[Extracted data entries]
———

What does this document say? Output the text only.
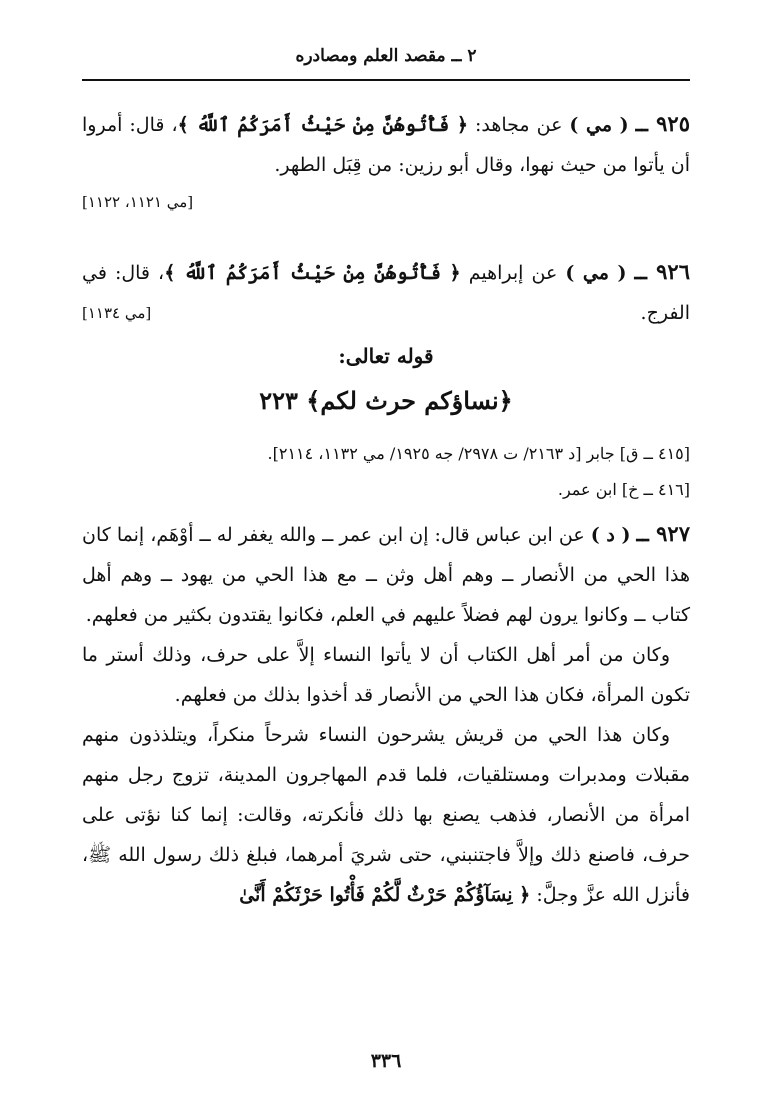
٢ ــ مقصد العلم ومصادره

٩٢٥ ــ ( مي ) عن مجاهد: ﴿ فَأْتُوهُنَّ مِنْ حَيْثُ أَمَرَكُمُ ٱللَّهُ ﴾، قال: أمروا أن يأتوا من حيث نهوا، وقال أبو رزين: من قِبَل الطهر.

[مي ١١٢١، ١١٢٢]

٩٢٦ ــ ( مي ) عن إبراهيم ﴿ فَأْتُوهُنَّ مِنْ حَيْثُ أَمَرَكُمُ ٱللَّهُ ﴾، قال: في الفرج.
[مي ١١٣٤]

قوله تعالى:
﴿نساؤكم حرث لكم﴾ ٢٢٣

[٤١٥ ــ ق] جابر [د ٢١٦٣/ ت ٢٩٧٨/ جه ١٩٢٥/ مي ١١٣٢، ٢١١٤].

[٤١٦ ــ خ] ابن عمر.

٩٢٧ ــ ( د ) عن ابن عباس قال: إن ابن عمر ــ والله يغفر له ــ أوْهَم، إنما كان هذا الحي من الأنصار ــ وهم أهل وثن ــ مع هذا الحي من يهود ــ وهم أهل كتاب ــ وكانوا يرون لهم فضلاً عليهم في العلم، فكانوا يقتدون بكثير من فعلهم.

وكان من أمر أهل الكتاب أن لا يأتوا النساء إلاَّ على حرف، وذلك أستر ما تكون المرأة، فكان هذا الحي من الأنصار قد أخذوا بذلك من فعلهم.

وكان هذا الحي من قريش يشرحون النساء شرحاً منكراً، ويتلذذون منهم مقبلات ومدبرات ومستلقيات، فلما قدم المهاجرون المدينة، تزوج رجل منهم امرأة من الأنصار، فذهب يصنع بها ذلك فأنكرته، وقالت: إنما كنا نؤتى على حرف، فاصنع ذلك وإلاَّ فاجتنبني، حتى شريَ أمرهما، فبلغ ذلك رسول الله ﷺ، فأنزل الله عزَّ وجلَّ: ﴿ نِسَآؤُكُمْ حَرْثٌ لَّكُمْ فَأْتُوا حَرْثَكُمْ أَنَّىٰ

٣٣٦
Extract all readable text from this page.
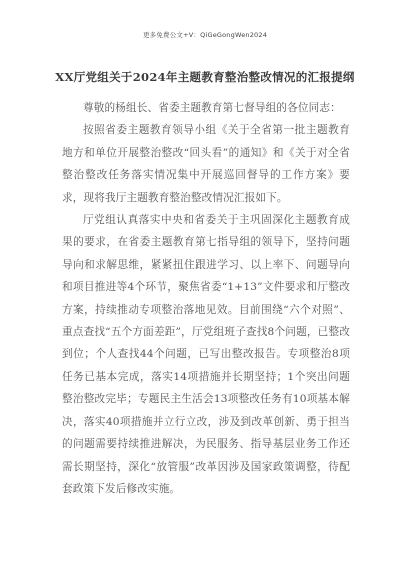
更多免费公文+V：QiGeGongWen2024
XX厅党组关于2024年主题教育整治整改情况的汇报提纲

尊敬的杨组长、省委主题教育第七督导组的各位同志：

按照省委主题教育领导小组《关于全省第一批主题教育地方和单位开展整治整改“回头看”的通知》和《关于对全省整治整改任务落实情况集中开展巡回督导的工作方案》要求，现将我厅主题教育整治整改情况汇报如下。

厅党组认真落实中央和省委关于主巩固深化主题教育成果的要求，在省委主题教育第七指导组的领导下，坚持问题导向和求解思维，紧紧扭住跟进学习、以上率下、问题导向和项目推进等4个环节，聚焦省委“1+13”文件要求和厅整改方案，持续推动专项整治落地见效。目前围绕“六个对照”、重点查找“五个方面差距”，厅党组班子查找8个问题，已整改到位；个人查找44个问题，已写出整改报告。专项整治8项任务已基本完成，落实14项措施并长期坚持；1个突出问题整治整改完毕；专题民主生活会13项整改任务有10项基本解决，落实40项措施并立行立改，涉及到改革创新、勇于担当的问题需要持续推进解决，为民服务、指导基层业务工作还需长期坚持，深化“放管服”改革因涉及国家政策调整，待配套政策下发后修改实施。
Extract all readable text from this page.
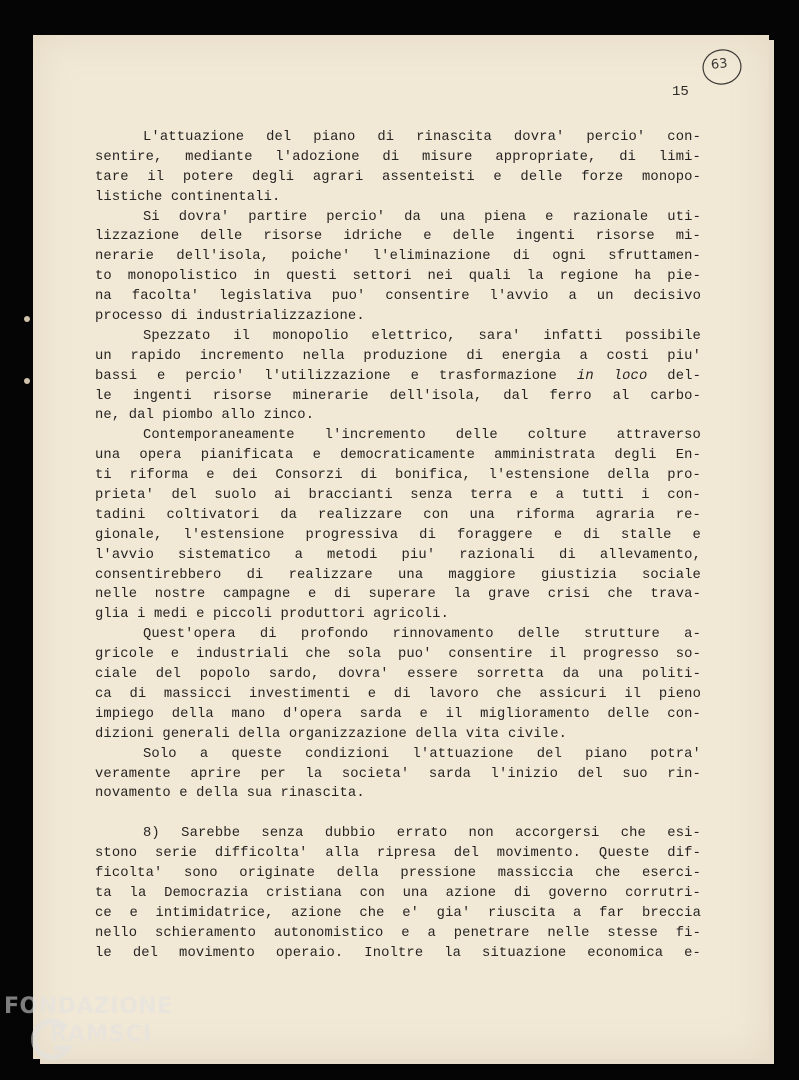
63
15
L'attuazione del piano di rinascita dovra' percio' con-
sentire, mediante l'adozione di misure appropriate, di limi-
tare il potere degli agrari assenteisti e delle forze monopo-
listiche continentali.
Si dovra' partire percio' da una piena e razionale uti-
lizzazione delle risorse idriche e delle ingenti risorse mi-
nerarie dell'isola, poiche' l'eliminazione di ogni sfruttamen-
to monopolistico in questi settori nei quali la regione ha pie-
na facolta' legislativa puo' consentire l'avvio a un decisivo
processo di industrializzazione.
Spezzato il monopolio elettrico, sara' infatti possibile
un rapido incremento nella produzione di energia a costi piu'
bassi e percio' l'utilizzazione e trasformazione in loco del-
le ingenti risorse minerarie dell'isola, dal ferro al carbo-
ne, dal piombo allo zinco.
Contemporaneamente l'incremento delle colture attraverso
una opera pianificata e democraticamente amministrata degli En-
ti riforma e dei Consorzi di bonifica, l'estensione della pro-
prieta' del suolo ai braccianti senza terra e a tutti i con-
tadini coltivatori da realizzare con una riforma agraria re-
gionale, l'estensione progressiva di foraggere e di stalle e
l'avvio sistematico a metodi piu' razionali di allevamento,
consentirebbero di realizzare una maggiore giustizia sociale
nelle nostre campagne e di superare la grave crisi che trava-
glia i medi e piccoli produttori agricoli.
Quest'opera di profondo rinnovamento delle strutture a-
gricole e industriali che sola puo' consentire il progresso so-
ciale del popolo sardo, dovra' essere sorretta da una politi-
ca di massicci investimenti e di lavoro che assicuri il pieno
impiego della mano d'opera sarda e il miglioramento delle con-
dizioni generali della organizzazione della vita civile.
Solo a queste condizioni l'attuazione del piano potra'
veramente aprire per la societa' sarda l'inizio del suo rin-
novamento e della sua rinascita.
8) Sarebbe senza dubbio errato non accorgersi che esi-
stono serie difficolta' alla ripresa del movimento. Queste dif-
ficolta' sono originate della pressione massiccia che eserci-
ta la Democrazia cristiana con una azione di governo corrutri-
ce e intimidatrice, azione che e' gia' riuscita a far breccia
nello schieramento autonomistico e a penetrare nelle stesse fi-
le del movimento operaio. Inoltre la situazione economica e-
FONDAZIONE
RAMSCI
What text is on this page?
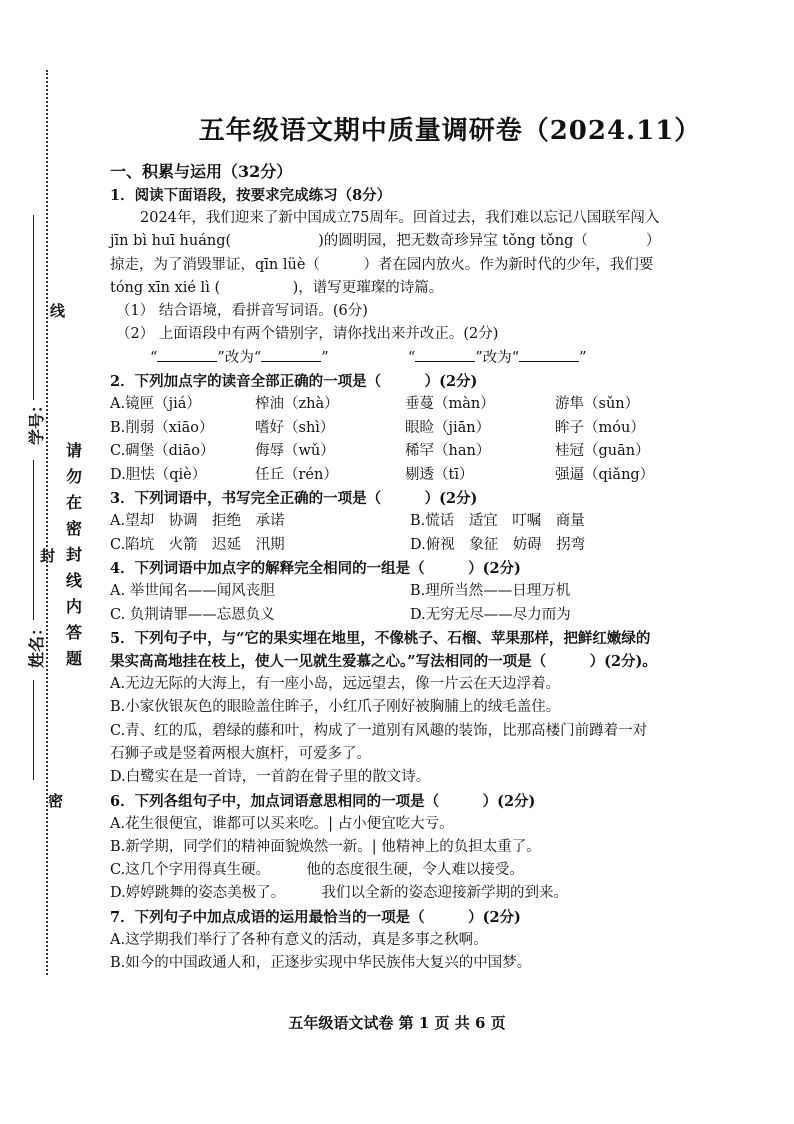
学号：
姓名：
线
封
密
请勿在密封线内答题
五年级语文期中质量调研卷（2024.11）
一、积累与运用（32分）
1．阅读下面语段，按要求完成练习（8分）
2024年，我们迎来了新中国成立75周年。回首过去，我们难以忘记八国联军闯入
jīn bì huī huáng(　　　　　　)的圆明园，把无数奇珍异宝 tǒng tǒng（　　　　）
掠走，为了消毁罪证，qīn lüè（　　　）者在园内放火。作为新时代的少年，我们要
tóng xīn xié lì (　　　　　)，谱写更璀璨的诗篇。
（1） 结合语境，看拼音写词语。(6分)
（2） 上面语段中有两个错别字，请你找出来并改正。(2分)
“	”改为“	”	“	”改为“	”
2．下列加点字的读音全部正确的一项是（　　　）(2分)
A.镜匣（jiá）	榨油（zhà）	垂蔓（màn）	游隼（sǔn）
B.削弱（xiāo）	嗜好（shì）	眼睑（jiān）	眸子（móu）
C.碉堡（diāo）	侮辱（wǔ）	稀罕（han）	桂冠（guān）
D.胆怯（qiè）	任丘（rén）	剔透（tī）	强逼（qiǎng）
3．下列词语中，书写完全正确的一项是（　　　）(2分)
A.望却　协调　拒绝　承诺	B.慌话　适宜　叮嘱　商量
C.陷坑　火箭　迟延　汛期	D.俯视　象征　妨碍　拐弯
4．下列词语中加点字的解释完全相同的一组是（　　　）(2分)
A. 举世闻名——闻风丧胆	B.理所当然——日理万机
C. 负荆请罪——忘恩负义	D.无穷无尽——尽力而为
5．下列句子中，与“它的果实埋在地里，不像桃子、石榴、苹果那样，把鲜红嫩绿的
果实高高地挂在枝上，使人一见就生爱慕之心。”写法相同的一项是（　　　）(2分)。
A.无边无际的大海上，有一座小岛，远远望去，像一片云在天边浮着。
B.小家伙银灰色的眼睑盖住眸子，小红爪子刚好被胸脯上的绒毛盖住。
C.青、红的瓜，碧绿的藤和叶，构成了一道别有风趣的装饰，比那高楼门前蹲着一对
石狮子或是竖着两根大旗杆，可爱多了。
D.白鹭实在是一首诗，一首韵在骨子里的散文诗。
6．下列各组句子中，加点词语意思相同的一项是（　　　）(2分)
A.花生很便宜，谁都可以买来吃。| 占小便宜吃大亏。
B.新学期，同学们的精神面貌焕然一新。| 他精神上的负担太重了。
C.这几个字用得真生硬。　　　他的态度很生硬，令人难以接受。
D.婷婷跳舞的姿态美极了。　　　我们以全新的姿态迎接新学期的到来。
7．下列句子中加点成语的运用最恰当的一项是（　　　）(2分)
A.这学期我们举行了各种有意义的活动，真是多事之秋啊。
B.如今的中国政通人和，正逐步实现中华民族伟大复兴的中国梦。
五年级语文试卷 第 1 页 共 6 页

———

Give back, word for word, every line from the one holding "What text is on this page?" through the last line of the listing. Pictures are excluded.

What text is on this page?
学号：
姓名：
线
封
密
请勿在密封线内答题
五年级语文期中质量调研卷（2024.11）
一、积累与运用（32分）
1．阅读下面语段，按要求完成练习（8分）
2024年，我们迎来了新中国成立75周年。回首过去，我们难以忘记八国联军闯入
jīn bì huī huáng(　　　　　　)的圆明园，把无数奇珍异宝 tǒng tǒng（　　　　）
掠走，为了消毁罪证，qīn lüè（　　　）者在园内放火。作为新时代的少年，我们要
tóng xīn xié lì (　　　　　)，谱写更璀璨的诗篇。
（1） 结合语境，看拼音写词语。(6分)
（2） 上面语段中有两个错别字，请你找出来并改正。(2分)
“	”改为“	”	“	”改为“	”
2．下列加点字的读音全部正确的一项是（　　　）(2分)
A.镜匣（jiá）	榨油（zhà）	垂蔓（màn）	游隼（sǔn）
B.削弱（xiāo）	嗜好（shì）	眼睑（jiān）	眸子（móu）
C.碉堡（diāo）	侮辱（wǔ）	稀罕（han）	桂冠（guān）
D.胆怯（qiè）	任丘（rén）	剔透（tī）	强逼（qiǎng）
3．下列词语中，书写完全正确的一项是（　　　）(2分)
A.望却　协调　拒绝　承诺	B.慌话　适宜　叮嘱　商量
C.陷坑　火箭　迟延　汛期	D.俯视　象征　妨碍　拐弯
4．下列词语中加点字的解释完全相同的一组是（　　　）(2分)
A. 举世闻名——闻风丧胆	B.理所当然——日理万机
C. 负荆请罪——忘恩负义	D.无穷无尽——尽力而为
5．下列句子中，与“它的果实埋在地里，不像桃子、石榴、苹果那样，把鲜红嫩绿的
果实高高地挂在枝上，使人一见就生爱慕之心。”写法相同的一项是（　　　）(2分)。
A.无边无际的大海上，有一座小岛，远远望去，像一片云在天边浮着。
B.小家伙银灰色的眼睑盖住眸子，小红爪子刚好被胸脯上的绒毛盖住。
C.青、红的瓜，碧绿的藤和叶，构成了一道别有风趣的装饰，比那高楼门前蹲着一对
石狮子或是竖着两根大旗杆，可爱多了。
D.白鹭实在是一首诗，一首韵在骨子里的散文诗。
6．下列各组句子中，加点词语意思相同的一项是（　　　）(2分)
A.花生很便宜，谁都可以买来吃。| 占小便宜吃大亏。
B.新学期，同学们的精神面貌焕然一新。| 他精神上的负担太重了。
C.这几个字用得真生硬。　　　他的态度很生硬，令人难以接受。
D.婷婷跳舞的姿态美极了。　　　我们以全新的姿态迎接新学期的到来。
7．下列句子中加点成语的运用最恰当的一项是（　　　）(2分)
A.这学期我们举行了各种有意义的活动，真是多事之秋啊。
B.如今的中国政通人和，正逐步实现中华民族伟大复兴的中国梦。
五年级语文试卷 第 1 页 共 6 页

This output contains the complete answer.